[Rows from a figure dataset]
═══
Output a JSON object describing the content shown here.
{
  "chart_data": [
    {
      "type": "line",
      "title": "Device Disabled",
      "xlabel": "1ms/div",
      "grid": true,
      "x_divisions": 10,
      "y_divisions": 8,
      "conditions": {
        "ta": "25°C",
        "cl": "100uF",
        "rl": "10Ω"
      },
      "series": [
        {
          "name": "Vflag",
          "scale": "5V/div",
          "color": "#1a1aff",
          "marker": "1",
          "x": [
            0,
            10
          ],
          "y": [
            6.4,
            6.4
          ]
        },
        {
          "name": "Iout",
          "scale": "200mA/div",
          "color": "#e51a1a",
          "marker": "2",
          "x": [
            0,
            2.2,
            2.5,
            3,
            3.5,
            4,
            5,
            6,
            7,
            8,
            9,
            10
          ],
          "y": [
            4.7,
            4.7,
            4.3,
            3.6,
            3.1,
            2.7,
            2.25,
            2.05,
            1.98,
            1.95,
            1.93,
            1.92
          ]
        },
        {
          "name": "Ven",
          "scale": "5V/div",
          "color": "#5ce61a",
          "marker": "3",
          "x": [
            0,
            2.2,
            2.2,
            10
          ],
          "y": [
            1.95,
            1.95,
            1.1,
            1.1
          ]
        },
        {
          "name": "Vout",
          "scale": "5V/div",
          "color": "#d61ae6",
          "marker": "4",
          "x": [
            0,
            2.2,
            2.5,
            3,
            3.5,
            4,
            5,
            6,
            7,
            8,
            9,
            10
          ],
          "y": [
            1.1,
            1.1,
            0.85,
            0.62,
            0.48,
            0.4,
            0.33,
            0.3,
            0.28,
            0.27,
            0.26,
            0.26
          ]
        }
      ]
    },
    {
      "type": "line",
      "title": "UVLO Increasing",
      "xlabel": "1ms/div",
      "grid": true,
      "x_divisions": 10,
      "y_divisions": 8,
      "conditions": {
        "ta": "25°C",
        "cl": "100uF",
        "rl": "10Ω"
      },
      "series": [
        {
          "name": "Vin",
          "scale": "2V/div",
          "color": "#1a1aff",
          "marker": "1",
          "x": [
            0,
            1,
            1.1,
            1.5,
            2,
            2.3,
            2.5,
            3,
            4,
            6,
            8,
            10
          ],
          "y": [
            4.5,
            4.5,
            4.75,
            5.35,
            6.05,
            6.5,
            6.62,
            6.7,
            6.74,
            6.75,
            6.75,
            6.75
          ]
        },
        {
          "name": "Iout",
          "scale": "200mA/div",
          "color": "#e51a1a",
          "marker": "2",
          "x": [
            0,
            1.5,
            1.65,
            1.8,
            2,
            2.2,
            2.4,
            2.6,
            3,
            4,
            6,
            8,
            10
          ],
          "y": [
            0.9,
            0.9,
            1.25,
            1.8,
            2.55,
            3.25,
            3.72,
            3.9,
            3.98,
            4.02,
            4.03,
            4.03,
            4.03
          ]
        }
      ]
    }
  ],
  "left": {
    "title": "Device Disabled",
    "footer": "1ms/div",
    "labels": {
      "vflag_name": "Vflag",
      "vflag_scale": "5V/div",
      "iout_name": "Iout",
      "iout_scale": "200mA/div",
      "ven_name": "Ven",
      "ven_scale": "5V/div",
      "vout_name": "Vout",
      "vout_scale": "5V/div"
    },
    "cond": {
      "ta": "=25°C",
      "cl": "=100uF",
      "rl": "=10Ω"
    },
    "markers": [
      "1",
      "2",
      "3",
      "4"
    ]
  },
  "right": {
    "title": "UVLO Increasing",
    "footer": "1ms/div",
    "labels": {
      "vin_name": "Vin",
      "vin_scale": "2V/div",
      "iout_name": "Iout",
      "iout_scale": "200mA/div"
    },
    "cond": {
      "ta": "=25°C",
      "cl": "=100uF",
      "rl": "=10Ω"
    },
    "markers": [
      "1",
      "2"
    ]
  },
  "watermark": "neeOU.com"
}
═══
[Exercise requirements]: Return every line of the material exactly.

[Reply]:
Output a JSON object describing the content shown here.
{
  "chart_data": [
    {
      "type": "line",
      "title": "Device Disabled",
      "xlabel": "1ms/div",
      "grid": true,
      "x_divisions": 10,
      "y_divisions": 8,
      "conditions": {
        "ta": "25°C",
        "cl": "100uF",
        "rl": "10Ω"
      },
      "series": [
        {
          "name": "Vflag",
          "scale": "5V/div",
          "color": "#1a1aff",
          "marker": "1",
          "x": [
            0,
            10
          ],
          "y": [
            6.4,
            6.4
          ]
        },
        {
          "name": "Iout",
          "scale": "200mA/div",
          "color": "#e51a1a",
          "marker": "2",
          "x": [
            0,
            2.2,
            2.5,
            3,
            3.5,
            4,
            5,
            6,
            7,
            8,
            9,
            10
          ],
          "y": [
            4.7,
            4.7,
            4.3,
            3.6,
            3.1,
            2.7,
            2.25,
            2.05,
            1.98,
            1.95,
            1.93,
            1.92
          ]
        },
        {
          "name": "Ven",
          "scale": "5V/div",
          "color": "#5ce61a",
          "marker": "3",
          "x": [
            0,
            2.2,
            2.2,
            10
          ],
          "y": [
            1.95,
            1.95,
            1.1,
            1.1
          ]
        },
        {
          "name": "Vout",
          "scale": "5V/div",
          "color": "#d61ae6",
          "marker": "4",
          "x": [
            0,
            2.2,
            2.5,
            3,
            3.5,
            4,
            5,
            6,
            7,
            8,
            9,
            10
          ],
          "y": [
            1.1,
            1.1,
            0.85,
            0.62,
            0.48,
            0.4,
            0.33,
            0.3,
            0.28,
            0.27,
            0.26,
            0.26
          ]
        }
      ]
    },
    {
      "type": "line",
      "title": "UVLO Increasing",
      "xlabel": "1ms/div",
      "grid": true,
      "x_divisions": 10,
      "y_divisions": 8,
      "conditions": {
        "ta": "25°C",
        "cl": "100uF",
        "rl": "10Ω"
      },
      "series": [
        {
          "name": "Vin",
          "scale": "2V/div",
          "color": "#1a1aff",
          "marker": "1",
          "x": [
            0,
            1,
            1.1,
            1.5,
            2,
            2.3,
            2.5,
            3,
            4,
            6,
            8,
            10
          ],
          "y": [
            4.5,
            4.5,
            4.75,
            5.35,
            6.05,
            6.5,
            6.62,
            6.7,
            6.74,
            6.75,
            6.75,
            6.75
          ]
        },
        {
          "name": "Iout",
          "scale": "200mA/div",
          "color": "#e51a1a",
          "marker": "2",
          "x": [
            0,
            1.5,
            1.65,
            1.8,
            2,
            2.2,
            2.4,
            2.6,
            3,
            4,
            6,
            8,
            10
          ],
          "y": [
            0.9,
            0.9,
            1.25,
            1.8,
            2.55,
            3.25,
            3.72,
            3.9,
            3.98,
            4.02,
            4.03,
            4.03,
            4.03
          ]
        }
      ]
    }
  ],
  "left": {
    "title": "Device Disabled",
    "footer": "1ms/div",
    "labels": {
      "vflag_name": "Vflag",
      "vflag_scale": "5V/div",
      "iout_name": "Iout",
      "iout_scale": "200mA/div",
      "ven_name": "Ven",
      "ven_scale": "5V/div",
      "vout_name": "Vout",
      "vout_scale": "5V/div"
    },
    "cond": {
      "ta": "=25°C",
      "cl": "=100uF",
      "rl": "=10Ω"
    },
    "markers": [
      "1",
      "2",
      "3",
      "4"
    ]
  },
  "right": {
    "title": "UVLO Increasing",
    "footer": "1ms/div",
    "labels": {
      "vin_name": "Vin",
      "vin_scale": "2V/div",
      "iout_name": "Iout",
      "iout_scale": "200mA/div"
    },
    "cond": {
      "ta": "=25°C",
      "cl": "=100uF",
      "rl": "=10Ω"
    },
    "markers": [
      "1",
      "2"
    ]
  },
  "watermark": "neeOU.com"
}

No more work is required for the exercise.